Extracted records
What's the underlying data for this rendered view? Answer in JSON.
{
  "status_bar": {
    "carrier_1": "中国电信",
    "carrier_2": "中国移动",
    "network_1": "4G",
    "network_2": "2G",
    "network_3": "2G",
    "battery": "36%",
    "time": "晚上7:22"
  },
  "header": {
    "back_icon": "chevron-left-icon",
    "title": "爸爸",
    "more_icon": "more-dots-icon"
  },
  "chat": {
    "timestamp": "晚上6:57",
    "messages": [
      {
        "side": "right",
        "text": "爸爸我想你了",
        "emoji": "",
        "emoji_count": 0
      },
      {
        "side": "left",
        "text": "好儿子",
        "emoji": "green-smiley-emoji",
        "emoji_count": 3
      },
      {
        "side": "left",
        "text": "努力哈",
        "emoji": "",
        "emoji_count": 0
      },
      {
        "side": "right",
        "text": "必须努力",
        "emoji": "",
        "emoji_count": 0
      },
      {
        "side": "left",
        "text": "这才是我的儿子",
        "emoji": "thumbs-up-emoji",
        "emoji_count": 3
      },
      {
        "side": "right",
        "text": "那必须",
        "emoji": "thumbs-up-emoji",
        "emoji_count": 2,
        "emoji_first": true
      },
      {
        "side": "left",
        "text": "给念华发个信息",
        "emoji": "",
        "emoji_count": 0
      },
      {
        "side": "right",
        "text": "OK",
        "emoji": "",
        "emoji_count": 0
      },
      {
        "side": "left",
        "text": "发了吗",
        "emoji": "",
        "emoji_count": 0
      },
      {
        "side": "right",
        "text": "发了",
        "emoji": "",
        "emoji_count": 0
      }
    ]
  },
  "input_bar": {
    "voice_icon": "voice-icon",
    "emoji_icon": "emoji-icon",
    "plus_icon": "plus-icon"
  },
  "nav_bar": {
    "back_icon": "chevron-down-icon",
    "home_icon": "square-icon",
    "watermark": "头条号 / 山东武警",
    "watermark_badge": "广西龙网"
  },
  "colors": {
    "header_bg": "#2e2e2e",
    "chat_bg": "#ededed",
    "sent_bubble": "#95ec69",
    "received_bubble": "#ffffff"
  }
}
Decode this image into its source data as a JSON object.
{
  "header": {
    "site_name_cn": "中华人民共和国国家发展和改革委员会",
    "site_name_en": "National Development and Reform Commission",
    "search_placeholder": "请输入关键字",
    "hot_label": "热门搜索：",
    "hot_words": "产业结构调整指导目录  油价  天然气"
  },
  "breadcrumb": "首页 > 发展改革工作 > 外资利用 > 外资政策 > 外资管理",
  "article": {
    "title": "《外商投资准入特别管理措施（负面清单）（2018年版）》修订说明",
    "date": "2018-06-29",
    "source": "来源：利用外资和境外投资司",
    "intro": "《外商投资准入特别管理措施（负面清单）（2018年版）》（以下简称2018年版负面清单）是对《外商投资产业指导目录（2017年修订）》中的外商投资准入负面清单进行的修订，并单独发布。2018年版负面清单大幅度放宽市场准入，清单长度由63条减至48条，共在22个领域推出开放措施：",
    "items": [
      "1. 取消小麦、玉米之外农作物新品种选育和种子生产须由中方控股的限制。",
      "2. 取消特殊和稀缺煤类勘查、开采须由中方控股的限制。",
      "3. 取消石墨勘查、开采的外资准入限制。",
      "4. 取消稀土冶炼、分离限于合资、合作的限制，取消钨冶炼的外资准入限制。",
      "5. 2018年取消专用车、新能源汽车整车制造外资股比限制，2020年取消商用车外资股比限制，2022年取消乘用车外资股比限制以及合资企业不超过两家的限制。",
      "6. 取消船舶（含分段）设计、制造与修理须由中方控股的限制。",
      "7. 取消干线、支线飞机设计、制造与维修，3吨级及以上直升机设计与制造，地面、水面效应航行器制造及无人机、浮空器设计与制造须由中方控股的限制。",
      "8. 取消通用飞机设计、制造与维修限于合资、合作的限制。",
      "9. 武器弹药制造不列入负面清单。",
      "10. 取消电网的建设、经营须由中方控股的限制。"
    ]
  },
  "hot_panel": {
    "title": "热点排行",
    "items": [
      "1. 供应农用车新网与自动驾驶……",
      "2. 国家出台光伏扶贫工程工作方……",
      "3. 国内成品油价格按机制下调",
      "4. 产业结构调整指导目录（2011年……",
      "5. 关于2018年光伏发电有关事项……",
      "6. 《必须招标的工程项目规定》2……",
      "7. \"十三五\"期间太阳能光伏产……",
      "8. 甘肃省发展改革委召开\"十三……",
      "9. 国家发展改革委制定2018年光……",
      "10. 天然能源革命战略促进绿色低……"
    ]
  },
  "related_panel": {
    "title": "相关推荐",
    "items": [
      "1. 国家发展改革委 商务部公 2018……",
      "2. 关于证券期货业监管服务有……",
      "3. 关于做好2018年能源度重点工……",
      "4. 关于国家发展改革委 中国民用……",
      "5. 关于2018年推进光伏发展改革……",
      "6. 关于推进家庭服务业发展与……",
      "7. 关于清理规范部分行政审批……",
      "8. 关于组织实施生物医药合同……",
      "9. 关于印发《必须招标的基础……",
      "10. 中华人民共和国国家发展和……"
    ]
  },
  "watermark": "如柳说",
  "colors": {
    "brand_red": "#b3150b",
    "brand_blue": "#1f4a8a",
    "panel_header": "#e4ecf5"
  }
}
==
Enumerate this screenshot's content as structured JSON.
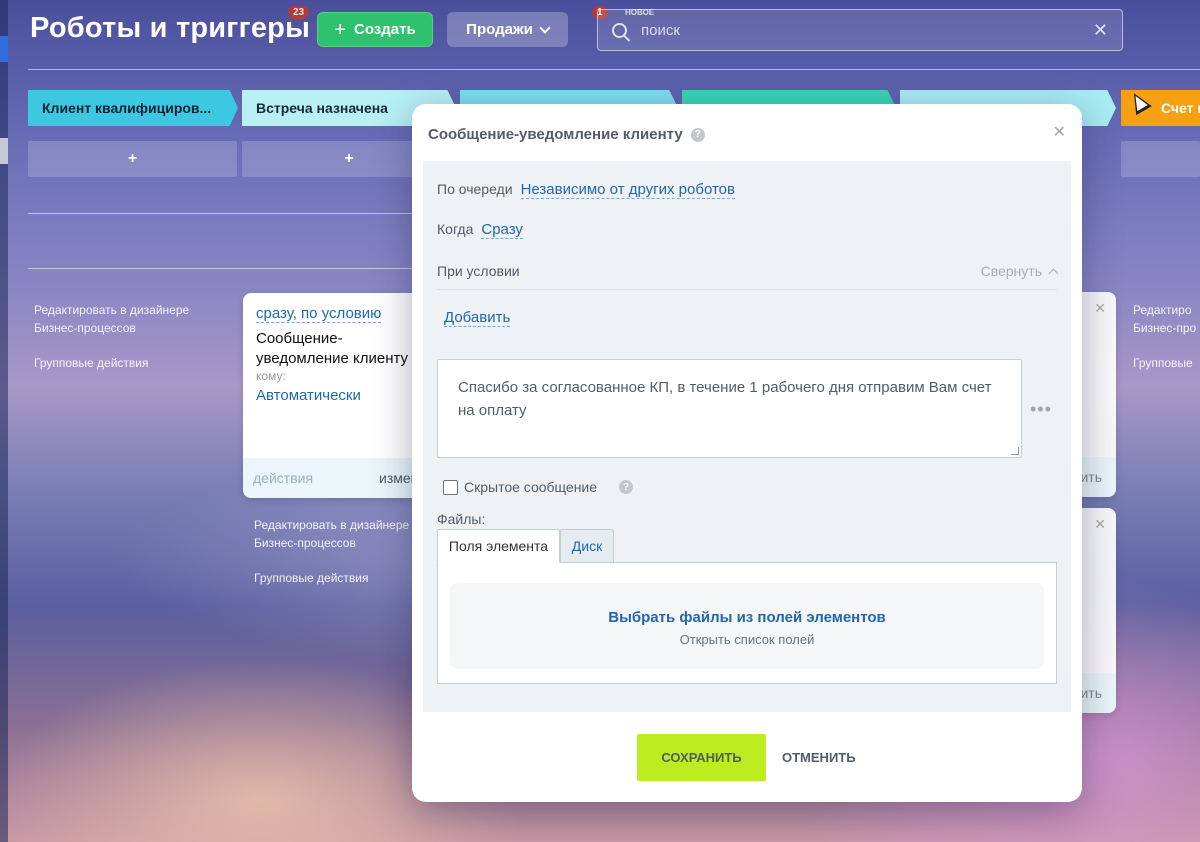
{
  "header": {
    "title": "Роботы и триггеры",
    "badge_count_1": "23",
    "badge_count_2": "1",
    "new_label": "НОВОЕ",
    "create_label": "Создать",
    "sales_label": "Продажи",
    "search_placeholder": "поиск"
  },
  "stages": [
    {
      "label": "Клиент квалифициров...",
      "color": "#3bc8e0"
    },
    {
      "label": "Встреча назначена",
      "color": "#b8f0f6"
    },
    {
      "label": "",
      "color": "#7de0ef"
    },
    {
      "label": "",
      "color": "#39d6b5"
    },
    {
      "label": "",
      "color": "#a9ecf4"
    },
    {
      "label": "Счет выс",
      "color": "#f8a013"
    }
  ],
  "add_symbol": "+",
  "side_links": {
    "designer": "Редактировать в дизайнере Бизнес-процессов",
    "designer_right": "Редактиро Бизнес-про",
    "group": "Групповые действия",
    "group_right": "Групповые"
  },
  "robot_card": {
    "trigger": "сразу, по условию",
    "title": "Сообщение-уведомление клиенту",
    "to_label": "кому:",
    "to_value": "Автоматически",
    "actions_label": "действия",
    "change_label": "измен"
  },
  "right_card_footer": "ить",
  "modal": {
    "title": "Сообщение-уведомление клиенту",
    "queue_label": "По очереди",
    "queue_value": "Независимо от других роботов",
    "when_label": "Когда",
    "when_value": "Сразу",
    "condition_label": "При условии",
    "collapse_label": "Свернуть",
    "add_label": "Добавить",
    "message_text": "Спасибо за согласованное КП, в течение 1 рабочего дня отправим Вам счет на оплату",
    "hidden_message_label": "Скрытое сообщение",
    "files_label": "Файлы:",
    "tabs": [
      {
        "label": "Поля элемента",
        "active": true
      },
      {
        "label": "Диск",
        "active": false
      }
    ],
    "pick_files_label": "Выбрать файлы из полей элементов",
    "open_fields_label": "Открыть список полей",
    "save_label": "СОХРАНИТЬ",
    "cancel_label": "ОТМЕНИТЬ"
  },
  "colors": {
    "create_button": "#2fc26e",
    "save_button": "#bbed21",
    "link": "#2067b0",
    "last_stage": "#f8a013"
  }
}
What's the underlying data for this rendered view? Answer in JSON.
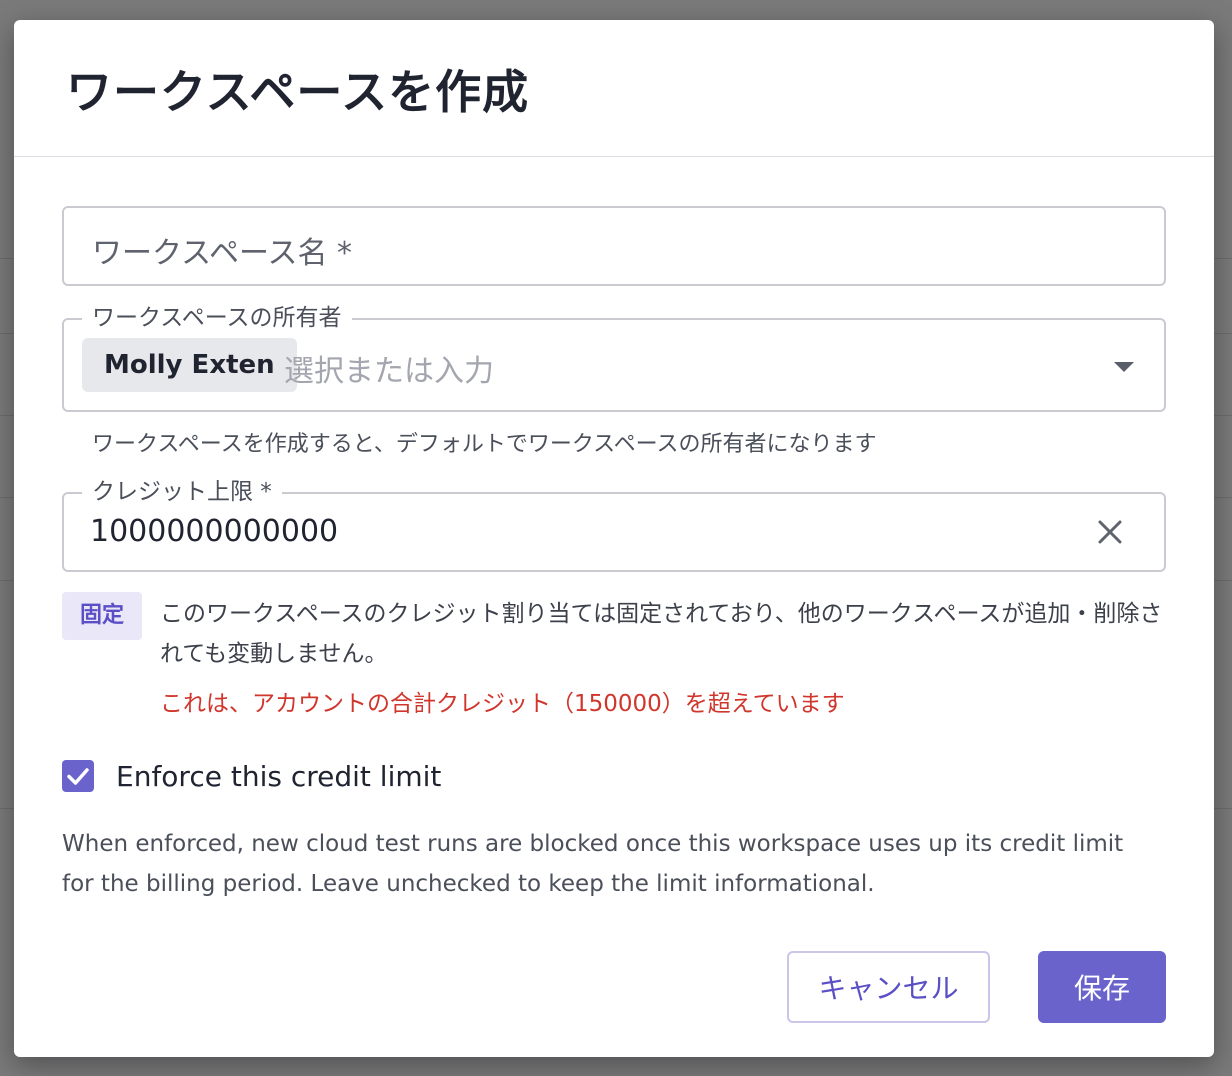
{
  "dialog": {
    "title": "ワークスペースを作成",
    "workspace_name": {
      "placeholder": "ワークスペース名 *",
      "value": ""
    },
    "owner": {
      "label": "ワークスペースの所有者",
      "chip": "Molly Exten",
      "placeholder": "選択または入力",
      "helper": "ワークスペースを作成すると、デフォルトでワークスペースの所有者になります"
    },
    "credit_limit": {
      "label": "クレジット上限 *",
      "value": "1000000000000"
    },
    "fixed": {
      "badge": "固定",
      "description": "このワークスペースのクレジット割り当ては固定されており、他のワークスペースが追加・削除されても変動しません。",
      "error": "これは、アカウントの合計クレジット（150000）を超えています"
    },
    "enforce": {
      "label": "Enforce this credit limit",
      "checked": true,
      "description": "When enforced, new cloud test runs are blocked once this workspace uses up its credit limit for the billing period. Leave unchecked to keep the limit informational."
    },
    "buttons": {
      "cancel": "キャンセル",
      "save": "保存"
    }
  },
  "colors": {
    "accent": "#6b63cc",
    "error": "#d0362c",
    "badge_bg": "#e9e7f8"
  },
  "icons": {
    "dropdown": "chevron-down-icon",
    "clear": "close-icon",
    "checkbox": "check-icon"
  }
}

WORK REQUIRED -
Return a copy of every line that includes the word "Бизнес".

SOLUTION FOR THIS EXERCISE -
    "designer": "Редактировать в дизайнере Бизнес-процессов",
    "designer_right": "Редактиро Бизнес-про",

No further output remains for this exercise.